REQUIREMENTS | Look through the data below. Collect every line where the word "Style" occurs.
══════
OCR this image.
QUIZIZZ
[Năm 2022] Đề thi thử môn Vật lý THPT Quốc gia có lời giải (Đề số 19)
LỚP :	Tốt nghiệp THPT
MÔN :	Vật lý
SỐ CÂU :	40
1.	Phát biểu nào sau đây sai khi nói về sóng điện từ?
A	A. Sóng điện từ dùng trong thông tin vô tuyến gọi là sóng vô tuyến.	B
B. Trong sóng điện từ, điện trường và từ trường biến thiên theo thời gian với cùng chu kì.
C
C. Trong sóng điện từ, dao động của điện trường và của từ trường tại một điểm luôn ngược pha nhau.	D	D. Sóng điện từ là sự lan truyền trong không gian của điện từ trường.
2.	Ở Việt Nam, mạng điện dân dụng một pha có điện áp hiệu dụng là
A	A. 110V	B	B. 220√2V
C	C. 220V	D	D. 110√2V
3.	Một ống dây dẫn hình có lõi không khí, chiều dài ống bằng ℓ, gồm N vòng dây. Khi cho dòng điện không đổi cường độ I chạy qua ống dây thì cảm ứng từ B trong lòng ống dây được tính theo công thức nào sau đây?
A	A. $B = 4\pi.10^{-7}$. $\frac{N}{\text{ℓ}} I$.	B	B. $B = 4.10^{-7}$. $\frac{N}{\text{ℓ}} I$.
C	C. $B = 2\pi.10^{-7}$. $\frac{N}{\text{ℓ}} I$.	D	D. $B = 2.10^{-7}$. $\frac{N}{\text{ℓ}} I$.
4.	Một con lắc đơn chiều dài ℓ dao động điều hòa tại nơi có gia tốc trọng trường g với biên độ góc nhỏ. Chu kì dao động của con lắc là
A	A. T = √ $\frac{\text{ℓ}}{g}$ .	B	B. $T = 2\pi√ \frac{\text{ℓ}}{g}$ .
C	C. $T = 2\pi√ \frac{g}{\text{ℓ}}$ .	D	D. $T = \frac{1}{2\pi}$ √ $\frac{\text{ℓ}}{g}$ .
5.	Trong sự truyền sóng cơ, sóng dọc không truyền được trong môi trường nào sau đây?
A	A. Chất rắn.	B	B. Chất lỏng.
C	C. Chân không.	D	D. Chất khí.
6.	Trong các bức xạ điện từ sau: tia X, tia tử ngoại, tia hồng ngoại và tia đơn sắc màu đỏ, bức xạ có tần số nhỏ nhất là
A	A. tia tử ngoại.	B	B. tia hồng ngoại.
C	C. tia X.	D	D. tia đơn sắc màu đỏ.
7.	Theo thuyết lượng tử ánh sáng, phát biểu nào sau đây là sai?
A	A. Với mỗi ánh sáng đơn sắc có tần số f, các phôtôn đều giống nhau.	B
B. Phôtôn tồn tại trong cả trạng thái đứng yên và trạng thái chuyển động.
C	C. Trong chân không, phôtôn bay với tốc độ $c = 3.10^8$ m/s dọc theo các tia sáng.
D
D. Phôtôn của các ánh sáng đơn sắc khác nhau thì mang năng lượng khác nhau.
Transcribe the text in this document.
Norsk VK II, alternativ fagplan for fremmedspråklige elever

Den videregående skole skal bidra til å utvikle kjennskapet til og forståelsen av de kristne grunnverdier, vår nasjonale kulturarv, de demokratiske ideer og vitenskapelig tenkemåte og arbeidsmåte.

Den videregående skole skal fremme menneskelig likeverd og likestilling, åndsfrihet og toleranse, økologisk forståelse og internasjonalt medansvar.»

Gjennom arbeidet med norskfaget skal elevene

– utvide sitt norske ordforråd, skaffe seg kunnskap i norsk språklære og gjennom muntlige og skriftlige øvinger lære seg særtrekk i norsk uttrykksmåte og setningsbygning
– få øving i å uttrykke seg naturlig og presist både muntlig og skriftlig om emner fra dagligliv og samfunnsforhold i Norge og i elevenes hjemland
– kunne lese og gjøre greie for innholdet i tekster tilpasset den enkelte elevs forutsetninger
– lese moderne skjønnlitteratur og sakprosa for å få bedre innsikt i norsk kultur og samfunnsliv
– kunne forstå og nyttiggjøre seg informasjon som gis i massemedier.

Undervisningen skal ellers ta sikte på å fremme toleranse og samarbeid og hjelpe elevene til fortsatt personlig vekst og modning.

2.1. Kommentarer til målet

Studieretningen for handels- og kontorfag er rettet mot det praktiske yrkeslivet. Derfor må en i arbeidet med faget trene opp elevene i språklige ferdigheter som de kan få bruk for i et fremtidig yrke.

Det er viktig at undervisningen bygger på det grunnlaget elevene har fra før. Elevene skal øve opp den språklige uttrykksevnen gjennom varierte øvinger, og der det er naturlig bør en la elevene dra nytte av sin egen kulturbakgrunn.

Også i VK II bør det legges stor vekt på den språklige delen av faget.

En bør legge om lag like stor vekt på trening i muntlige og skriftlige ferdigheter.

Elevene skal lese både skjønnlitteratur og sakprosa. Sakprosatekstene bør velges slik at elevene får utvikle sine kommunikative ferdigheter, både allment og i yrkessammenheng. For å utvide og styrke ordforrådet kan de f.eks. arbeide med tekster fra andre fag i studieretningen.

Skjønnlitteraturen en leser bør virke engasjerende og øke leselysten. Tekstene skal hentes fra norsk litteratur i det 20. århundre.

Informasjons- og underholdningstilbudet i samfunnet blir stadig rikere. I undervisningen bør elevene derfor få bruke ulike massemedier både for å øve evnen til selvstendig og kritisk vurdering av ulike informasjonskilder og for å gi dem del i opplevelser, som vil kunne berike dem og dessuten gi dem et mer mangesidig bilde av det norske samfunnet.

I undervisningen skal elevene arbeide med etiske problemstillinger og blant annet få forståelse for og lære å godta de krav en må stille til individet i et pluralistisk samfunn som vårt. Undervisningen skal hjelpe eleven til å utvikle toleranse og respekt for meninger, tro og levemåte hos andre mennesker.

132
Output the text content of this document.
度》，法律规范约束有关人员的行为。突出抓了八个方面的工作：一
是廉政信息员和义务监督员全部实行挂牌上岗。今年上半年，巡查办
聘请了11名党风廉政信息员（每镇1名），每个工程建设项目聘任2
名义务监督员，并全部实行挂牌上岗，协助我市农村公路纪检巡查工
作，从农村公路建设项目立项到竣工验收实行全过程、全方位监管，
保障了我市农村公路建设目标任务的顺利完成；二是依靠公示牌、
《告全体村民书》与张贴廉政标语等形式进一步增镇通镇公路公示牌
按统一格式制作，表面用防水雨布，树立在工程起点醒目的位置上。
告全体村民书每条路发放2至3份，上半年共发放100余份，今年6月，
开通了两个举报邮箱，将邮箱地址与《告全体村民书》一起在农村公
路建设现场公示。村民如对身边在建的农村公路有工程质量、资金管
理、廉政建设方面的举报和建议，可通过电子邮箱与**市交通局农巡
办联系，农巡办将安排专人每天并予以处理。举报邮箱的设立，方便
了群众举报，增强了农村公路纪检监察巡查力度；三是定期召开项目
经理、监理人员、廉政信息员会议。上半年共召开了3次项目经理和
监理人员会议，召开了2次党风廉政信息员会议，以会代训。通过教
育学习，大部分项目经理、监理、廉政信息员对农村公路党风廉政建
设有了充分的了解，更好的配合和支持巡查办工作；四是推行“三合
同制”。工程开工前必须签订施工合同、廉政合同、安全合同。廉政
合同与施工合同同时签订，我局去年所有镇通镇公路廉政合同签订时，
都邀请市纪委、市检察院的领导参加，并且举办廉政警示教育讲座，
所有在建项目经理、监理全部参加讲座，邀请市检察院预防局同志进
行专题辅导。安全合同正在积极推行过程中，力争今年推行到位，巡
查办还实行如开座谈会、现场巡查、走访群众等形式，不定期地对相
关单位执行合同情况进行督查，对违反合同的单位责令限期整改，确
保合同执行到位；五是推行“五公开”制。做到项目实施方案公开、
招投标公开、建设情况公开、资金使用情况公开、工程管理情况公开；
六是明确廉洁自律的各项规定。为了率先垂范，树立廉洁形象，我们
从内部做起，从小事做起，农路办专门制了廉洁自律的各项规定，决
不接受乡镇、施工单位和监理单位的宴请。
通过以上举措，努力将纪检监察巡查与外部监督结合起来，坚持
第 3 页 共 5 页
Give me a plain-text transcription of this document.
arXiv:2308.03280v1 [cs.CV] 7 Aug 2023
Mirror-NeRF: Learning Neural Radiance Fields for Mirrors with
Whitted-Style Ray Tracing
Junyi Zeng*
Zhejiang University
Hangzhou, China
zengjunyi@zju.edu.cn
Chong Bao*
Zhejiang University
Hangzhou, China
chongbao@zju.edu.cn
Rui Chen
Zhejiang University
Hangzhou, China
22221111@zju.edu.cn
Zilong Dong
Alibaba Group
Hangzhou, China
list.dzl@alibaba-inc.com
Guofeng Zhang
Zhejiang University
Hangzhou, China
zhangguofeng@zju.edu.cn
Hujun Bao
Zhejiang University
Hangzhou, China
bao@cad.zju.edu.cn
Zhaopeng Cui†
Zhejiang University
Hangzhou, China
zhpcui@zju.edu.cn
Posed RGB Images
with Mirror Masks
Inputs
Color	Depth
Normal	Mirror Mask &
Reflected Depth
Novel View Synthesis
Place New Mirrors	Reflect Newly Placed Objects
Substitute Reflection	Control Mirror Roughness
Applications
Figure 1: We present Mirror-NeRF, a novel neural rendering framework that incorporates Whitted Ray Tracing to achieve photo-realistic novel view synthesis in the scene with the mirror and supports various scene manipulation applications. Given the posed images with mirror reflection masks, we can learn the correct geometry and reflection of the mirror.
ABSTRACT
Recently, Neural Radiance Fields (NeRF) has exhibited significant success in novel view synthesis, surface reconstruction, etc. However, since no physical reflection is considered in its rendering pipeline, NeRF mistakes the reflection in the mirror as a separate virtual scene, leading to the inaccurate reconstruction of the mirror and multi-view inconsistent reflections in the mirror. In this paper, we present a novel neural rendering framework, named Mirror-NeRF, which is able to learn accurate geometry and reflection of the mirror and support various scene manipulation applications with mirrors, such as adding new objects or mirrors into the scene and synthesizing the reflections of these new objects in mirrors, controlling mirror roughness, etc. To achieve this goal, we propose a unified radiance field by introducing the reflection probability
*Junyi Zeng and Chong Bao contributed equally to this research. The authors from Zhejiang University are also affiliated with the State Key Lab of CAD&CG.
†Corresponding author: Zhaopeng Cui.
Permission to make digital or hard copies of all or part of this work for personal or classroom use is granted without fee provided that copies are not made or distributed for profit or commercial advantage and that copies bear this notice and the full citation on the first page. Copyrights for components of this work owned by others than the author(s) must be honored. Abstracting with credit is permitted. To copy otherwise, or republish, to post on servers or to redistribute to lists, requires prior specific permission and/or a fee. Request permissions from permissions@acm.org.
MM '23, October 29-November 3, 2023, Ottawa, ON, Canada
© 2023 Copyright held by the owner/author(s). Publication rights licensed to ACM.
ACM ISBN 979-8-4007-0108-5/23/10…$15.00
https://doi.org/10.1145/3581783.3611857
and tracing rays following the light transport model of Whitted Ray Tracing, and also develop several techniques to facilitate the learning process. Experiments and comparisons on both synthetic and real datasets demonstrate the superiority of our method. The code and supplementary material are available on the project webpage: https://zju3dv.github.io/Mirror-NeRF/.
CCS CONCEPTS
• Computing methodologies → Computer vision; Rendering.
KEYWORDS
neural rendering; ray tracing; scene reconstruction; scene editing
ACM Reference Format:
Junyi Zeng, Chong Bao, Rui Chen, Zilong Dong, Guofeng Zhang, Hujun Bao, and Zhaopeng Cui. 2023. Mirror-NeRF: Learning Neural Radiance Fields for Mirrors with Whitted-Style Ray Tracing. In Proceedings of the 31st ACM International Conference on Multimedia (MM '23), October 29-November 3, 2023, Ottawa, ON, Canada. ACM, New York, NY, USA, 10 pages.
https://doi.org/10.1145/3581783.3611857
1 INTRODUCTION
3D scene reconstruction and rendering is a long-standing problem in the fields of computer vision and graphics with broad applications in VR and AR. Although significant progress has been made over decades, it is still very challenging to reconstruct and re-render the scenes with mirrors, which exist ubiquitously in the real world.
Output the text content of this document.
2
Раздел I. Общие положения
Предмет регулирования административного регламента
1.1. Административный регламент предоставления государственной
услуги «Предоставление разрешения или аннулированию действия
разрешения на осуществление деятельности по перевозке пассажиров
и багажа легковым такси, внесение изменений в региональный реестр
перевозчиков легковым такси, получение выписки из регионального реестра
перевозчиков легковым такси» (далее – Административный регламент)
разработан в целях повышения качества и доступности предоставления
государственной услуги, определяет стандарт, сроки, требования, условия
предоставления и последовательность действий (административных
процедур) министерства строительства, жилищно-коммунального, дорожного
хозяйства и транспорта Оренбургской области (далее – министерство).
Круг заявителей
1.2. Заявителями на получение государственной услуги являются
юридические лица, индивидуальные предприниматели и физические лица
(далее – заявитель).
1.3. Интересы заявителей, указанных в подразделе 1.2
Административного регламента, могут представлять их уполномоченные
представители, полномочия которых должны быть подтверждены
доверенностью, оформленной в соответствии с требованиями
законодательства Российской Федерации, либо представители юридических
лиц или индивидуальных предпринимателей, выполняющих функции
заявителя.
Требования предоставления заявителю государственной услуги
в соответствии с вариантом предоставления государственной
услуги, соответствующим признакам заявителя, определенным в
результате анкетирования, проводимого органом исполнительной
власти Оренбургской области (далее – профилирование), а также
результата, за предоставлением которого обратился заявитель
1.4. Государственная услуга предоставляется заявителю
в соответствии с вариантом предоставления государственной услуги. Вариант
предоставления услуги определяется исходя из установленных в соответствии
══════
CORRECT RESPONSE |
Whitted-Style Ray Tracing
Junyi Zeng, Chong Bao, Rui Chen, Zilong Dong, Guofeng Zhang, Hujun Bao, and Zhaopeng Cui. 2023. Mirror-NeRF: Learning Neural Radiance Fields for Mirrors with Whitted-Style Ray Tracing. In Proceedings of the 31st ACM International Conference on Multimedia (MM '23), October 29-November 3, 2023, Ottawa, ON, Canada. ACM, New York, NY, USA, 10 pages.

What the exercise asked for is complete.